GIVEN PROBLEM
Reproduce each line that includes the word "description".
— BEGIN SUPPLIED MATERIAL —
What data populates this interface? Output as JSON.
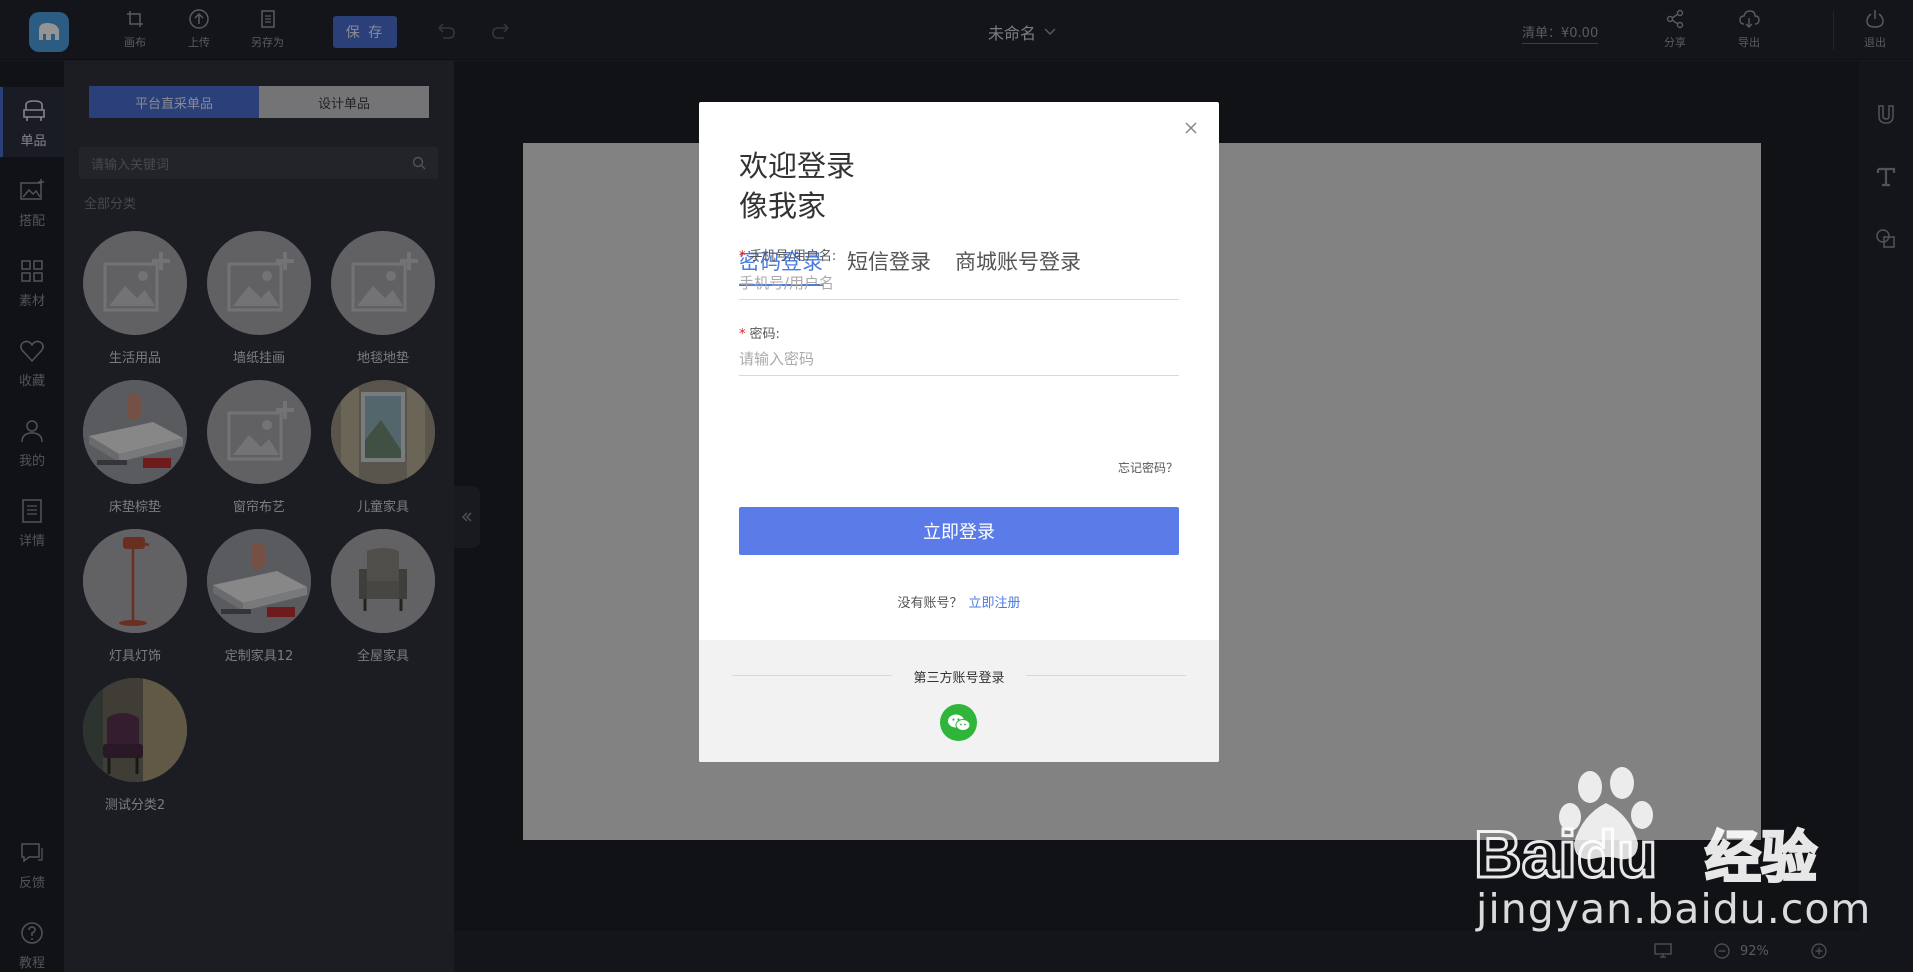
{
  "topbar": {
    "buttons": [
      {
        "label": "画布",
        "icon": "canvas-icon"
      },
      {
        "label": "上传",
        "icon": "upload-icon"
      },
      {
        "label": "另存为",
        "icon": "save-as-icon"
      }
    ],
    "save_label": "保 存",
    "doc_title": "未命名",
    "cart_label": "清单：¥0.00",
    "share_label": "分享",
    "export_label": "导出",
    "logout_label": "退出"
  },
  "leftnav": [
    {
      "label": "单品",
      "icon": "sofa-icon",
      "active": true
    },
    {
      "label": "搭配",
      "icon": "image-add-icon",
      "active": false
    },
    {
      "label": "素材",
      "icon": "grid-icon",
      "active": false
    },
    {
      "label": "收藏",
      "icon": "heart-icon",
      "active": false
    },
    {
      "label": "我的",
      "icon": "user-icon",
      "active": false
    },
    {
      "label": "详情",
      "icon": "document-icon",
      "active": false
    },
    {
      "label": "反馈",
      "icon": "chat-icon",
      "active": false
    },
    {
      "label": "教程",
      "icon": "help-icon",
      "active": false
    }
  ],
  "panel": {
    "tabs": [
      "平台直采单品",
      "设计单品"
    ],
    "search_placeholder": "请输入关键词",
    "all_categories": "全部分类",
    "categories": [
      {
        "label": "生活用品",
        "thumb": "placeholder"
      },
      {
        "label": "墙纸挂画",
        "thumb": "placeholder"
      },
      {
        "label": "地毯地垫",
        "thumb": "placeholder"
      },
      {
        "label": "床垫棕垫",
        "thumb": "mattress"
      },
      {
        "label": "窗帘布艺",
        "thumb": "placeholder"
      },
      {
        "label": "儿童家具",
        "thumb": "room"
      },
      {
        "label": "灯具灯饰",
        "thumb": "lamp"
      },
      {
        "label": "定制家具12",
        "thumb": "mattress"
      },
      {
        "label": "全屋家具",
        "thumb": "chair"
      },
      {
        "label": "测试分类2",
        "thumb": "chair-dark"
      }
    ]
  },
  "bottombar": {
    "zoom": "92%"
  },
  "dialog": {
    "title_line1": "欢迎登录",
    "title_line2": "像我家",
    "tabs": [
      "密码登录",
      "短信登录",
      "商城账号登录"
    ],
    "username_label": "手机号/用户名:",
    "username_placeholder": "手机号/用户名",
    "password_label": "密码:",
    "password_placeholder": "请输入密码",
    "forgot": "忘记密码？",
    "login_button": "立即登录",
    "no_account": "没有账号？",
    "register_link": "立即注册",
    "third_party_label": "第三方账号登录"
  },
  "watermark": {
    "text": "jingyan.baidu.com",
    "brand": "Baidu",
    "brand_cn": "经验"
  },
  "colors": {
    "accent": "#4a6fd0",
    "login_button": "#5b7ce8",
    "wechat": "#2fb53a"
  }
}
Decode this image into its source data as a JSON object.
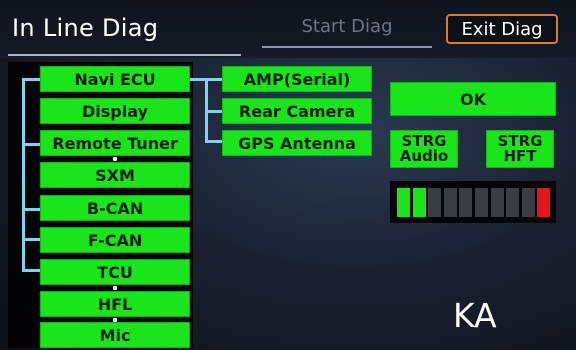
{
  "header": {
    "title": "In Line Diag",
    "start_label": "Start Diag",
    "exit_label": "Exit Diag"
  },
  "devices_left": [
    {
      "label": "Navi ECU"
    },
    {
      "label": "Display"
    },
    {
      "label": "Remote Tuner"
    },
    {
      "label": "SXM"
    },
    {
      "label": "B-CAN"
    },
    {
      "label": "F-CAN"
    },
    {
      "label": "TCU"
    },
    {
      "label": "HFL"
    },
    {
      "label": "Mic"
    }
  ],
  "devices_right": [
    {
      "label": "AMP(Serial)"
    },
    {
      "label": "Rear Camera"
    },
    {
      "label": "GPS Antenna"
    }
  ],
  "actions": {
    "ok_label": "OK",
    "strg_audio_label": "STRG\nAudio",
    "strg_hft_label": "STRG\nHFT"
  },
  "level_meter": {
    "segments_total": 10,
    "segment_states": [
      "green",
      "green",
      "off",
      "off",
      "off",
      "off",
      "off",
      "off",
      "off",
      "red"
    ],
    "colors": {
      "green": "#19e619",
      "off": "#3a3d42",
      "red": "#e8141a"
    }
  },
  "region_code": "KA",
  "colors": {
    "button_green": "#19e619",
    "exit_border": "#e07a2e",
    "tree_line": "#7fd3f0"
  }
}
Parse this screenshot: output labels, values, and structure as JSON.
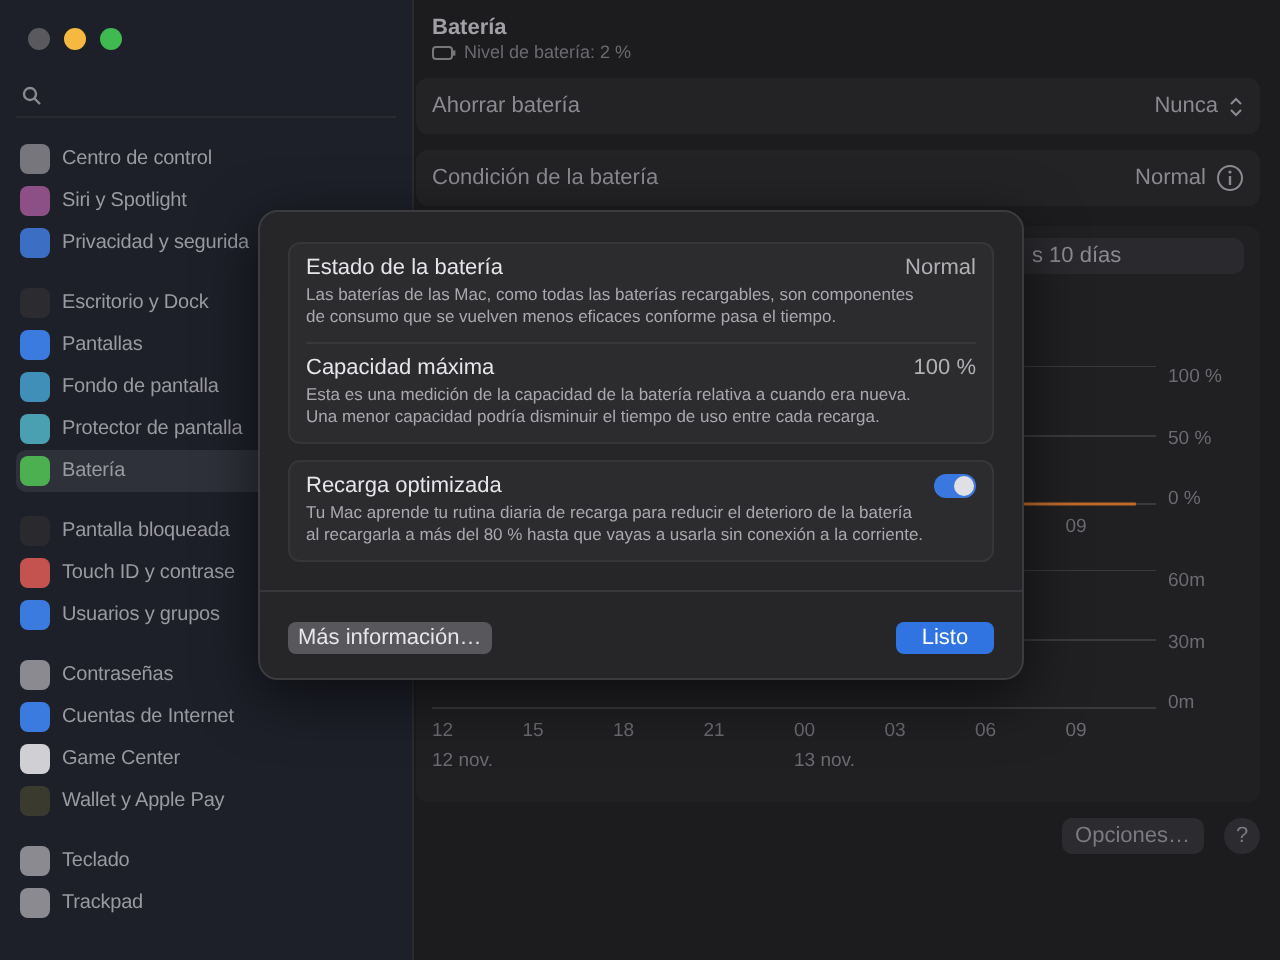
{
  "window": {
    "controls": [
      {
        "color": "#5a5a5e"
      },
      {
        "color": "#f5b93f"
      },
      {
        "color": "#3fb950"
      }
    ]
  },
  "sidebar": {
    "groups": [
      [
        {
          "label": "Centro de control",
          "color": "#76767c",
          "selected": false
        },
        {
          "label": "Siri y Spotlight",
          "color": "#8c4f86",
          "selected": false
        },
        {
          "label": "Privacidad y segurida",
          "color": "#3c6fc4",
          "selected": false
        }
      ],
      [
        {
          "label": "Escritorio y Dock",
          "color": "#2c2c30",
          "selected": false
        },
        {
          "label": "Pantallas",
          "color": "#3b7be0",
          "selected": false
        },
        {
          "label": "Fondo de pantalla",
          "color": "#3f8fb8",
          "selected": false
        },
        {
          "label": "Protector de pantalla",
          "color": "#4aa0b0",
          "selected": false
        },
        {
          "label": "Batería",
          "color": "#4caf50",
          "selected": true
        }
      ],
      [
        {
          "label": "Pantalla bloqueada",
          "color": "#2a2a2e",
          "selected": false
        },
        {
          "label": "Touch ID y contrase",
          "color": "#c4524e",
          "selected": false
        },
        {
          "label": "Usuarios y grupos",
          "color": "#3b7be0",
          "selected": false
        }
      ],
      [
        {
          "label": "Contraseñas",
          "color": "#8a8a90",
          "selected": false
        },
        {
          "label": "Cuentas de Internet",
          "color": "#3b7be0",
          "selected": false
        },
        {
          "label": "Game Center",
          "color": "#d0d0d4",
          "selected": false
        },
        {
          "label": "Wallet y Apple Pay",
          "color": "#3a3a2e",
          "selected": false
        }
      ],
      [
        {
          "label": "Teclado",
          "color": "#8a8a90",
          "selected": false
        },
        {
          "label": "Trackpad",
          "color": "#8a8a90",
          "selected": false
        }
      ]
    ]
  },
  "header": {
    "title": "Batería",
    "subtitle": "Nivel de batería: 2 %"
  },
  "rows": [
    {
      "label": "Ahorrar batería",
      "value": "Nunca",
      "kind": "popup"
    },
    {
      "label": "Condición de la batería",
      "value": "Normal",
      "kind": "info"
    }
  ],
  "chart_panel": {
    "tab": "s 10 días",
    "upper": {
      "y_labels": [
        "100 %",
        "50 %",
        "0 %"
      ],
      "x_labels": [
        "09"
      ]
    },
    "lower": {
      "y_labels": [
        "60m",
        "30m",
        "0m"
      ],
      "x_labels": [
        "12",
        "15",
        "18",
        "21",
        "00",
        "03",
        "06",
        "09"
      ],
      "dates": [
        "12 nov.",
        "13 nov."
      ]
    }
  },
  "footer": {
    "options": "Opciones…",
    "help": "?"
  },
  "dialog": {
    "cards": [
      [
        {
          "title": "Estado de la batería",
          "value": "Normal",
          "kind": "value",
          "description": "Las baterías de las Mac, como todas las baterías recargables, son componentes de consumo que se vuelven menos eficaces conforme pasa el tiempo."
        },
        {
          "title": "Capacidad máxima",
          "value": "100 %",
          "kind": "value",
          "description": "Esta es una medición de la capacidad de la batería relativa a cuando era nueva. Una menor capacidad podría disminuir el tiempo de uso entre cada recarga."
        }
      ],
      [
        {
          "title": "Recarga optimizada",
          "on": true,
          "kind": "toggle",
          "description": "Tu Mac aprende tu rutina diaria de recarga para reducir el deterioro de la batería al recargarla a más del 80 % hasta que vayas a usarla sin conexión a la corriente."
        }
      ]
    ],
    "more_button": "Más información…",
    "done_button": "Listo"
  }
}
— END SUPPLIED MATERIAL —
ANSWER TO THIS TASK
          "description": "Las baterías de las Mac, como todas las baterías recargables, son componentes de consumo que se vuelven menos eficaces conforme pasa el tiempo."
          "description": "Esta es una medición de la capacidad de la batería relativa a cuando era nueva. Una menor capacidad podría disminuir el tiempo de uso entre cada recarga."
          "description": "Tu Mac aprende tu rutina diaria de recarga para reducir el deterioro de la batería al recargarla a más del 80 % hasta que vayas a usarla sin conexión a la corriente."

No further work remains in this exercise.